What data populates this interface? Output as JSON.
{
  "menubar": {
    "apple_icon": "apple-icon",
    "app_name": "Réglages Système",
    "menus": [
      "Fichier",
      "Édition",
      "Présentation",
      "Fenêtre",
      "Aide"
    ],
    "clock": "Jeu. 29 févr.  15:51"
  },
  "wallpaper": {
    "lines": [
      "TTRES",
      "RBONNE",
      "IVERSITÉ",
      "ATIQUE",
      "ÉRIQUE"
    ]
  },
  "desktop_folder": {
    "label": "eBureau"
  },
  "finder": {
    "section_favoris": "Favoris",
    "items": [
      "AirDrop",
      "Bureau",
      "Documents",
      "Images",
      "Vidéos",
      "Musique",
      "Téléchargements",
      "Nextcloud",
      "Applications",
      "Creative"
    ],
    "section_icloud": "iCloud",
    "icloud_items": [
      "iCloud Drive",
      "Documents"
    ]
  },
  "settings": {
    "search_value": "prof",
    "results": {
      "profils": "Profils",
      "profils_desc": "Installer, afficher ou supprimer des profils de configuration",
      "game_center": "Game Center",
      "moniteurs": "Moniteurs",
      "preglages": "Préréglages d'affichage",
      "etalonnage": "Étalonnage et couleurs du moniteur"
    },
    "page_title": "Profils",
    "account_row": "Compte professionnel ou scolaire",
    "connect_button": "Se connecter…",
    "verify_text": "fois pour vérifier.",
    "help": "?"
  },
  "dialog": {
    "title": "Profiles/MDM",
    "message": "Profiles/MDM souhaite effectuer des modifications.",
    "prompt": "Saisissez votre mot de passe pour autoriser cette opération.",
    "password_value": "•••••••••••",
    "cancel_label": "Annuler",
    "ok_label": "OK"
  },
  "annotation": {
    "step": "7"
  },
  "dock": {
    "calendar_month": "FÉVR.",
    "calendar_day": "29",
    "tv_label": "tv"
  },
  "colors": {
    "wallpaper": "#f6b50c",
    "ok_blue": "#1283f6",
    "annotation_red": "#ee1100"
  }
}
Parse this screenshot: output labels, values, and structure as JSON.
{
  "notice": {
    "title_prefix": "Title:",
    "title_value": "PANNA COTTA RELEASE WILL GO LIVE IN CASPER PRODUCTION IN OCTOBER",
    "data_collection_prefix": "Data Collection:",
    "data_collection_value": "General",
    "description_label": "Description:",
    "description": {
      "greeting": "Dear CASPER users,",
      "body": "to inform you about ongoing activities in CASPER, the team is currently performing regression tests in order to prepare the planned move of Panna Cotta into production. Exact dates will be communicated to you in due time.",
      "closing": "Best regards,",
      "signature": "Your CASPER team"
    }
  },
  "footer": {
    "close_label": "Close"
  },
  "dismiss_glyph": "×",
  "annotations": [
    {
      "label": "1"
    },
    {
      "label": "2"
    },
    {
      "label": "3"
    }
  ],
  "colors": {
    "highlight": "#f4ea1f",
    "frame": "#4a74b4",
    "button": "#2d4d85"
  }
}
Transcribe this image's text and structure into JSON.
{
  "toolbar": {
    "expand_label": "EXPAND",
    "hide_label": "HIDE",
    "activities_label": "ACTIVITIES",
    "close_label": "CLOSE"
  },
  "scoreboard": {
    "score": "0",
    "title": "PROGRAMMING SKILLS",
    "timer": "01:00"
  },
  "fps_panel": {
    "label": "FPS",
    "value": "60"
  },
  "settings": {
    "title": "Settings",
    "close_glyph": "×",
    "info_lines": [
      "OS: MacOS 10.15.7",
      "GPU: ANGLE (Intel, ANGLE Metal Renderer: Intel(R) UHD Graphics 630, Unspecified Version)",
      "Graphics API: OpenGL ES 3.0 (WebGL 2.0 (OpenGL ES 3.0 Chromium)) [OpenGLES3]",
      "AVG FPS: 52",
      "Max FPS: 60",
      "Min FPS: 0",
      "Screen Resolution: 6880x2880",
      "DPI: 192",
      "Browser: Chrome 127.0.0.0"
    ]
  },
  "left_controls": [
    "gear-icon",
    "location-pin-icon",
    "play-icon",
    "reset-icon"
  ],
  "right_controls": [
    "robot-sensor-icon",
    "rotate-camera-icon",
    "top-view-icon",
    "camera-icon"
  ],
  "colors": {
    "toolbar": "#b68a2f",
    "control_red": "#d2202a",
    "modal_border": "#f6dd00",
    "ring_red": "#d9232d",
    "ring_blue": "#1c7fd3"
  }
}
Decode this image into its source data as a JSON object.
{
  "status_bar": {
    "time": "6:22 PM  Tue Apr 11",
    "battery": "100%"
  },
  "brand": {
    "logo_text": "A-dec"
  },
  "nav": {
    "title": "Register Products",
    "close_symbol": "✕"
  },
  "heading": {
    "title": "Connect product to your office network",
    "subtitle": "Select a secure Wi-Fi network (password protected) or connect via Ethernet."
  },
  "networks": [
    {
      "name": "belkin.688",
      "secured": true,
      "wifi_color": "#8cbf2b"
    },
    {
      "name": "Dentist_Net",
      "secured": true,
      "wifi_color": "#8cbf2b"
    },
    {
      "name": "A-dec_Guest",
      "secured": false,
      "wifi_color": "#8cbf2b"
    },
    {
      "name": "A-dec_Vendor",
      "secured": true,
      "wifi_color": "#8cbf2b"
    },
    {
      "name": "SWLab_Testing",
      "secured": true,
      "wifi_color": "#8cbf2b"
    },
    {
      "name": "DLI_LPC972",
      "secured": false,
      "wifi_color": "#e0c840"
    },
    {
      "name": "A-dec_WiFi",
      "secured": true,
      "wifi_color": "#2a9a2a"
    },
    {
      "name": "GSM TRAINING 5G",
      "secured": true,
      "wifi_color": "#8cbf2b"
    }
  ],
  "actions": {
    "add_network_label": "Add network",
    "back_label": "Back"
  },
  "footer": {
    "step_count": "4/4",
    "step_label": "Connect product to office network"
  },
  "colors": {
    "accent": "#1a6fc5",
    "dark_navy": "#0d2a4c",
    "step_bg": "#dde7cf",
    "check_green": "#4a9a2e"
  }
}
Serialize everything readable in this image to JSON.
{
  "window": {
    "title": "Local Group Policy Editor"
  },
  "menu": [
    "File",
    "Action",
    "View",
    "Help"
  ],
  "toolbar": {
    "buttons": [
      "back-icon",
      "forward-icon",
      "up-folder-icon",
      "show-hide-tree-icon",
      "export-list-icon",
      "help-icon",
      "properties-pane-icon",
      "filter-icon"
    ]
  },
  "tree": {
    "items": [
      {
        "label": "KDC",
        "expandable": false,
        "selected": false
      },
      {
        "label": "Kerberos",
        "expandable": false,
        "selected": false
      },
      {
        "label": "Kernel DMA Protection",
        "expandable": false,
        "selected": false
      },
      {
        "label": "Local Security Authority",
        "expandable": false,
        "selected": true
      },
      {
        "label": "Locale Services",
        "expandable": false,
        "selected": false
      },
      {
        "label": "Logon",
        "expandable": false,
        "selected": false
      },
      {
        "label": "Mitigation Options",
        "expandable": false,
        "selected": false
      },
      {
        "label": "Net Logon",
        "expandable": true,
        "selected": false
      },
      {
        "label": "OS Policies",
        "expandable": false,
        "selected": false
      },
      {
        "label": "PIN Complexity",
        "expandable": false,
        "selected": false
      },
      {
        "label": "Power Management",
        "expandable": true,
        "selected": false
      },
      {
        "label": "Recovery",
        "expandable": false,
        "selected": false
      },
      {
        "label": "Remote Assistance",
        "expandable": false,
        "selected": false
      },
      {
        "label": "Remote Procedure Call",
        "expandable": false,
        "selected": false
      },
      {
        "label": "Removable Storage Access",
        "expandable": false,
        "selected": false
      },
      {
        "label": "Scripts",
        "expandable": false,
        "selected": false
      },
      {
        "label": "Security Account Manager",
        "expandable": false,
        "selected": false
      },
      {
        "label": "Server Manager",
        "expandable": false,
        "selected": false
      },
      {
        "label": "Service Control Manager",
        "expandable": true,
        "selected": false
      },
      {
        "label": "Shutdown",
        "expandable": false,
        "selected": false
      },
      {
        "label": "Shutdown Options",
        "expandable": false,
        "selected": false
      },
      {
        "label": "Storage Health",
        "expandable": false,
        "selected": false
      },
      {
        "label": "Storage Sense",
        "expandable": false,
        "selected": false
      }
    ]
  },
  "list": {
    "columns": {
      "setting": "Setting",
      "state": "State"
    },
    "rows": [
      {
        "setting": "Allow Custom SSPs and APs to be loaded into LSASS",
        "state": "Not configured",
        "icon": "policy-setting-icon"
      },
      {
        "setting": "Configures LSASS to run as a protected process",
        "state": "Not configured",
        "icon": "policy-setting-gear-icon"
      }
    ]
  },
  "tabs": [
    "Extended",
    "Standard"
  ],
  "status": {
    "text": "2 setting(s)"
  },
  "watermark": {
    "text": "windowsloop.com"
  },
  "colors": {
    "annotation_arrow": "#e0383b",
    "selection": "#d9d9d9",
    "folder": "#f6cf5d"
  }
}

▶ What to work on
Go through the material and select each line with the string "this" in it.

▶ Output
What data populates this interface? Output as JSON.
Parse this screenshot: output labels, values, and structure as JSON.
Transcribe this image's text and structure into JSON.
Decode this image into its source data as a JSON object.
Serialize everything readable in this image to JSON.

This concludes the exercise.